- DO THIS
Pick out each line containing the string "Save" and copy it.

# # # # #

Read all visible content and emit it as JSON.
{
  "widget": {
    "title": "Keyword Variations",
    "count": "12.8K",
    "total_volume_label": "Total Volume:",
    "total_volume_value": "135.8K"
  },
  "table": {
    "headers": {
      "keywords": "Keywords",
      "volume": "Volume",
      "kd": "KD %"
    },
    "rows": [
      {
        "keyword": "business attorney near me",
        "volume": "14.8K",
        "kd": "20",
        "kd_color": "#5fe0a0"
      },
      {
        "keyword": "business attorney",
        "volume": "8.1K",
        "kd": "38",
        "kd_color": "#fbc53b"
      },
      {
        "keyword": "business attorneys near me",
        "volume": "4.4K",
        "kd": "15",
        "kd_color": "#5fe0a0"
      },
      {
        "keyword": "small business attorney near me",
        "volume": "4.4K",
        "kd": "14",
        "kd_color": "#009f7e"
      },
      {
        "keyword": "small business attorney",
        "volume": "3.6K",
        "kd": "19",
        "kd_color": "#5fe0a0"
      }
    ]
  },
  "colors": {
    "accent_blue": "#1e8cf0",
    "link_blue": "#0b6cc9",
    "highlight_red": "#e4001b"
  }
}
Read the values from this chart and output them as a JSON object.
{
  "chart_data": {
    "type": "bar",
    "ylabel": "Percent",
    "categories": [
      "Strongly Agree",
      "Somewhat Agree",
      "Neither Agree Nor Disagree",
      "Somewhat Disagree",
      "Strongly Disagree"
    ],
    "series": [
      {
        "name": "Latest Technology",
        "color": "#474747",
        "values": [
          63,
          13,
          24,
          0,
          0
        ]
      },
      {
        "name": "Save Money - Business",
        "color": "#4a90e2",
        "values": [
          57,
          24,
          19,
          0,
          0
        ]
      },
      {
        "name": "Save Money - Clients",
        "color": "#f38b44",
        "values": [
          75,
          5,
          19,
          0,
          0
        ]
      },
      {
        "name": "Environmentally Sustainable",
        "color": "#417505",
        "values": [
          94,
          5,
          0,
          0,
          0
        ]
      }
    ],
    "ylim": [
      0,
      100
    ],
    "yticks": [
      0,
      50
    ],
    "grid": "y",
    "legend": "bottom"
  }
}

# # # # #

- FINAL ANSWER
        "name": "Save Money - Business",
        "name": "Save Money - Clients",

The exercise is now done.